Texto do documento:
******

O pragmatismo ganha daí o seu nome. A verdade é o que ela significa na prática, e por trás disto não há uma verdade absoluta, ao menos nenhuma que o homem possa captar. Com isto se satisfaz os céticos, pois nenhuma verdade é pressuposta dogmaticamente, sem que se percam as verdades instrumentais necessárias à vida, que é o problema do ceticismo irredutível. A verdade relativa do pragmatismo é, portanto, uma verdade válida, uma certeza conveniente que deve ser sustentada para critérios práticos.
Para sentir o peso dessa revolução vamos criar um cenário fictício.
O cético e o metafísico passaram séculos numa discussão a respeito de Deus.
Deus existe _ afirma o metafísico_ porque é um ser necessário. A ordem do mundo não funciona sem ele. Além disso, nossa vida moral também exige um juiz absoluto, sem o que o mal não seria compensado ou punido, e o bem seria a menos compensadora das opções.

******

Registros de dados:
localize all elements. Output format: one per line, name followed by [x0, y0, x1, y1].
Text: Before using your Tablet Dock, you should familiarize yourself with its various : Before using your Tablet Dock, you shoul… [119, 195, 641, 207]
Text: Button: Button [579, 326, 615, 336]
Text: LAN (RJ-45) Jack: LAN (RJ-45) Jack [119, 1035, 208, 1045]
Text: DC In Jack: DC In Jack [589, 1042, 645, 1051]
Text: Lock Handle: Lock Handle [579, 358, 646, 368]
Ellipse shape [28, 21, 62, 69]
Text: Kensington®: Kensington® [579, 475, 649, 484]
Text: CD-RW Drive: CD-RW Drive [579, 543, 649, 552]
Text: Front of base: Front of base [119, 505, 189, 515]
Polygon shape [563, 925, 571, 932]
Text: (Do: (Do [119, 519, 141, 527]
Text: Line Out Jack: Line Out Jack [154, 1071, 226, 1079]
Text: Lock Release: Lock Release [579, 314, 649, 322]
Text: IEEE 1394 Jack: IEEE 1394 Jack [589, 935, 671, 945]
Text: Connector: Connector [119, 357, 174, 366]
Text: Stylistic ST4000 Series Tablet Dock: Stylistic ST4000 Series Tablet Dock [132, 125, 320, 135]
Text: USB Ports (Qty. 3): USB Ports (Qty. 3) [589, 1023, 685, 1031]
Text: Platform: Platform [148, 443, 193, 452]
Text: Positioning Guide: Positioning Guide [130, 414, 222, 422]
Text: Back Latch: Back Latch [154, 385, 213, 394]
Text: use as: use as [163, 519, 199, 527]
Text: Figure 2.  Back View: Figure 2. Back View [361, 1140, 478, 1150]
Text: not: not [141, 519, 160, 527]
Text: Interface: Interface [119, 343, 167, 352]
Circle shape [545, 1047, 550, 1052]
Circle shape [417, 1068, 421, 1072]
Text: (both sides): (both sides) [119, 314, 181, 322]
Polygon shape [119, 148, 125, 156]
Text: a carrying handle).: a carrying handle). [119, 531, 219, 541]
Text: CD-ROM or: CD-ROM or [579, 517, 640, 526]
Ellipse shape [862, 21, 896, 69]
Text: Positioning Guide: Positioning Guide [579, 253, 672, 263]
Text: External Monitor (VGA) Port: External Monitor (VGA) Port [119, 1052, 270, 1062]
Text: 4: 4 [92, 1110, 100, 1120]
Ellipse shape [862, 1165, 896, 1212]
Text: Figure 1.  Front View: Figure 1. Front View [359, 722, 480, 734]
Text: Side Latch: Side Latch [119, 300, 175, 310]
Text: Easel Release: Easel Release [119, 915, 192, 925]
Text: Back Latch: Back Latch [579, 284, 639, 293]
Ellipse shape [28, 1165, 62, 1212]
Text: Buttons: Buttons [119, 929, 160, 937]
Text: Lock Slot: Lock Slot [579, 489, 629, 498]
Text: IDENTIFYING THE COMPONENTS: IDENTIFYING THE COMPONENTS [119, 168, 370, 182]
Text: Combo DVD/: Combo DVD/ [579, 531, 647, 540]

******

Exercício A: Liste todas as razões que o metafísico apresenta, no texto sobre o pragmatismo, para afirmar que Deus existe.
Exercício B: Reescreva os registros do início até a linha que contém "Text: Button: Button [579, 326, 615, 336]", inclusive, substituindo "Tablet Dock" por "Docking Station" e mantendo todo o resto igual.

Resposta A:
- Deus é um ser necessário.
- A ordem do mundo não funciona sem ele.
- Nossa vida moral exige um juiz absoluto, sem o que o mal não seria compensado ou punido, e o bem seria a menos compensadora das opções.

Resposta B:
localize all elements. Output format: one per line, name followed by [x0, y0, x1, y1].
Text: Before using your Docking Station, you should familiarize yourself with its various : Before using your Docking Station, you shoul… [119, 195, 641, 207]
Text: Button: Button [579, 326, 615, 336]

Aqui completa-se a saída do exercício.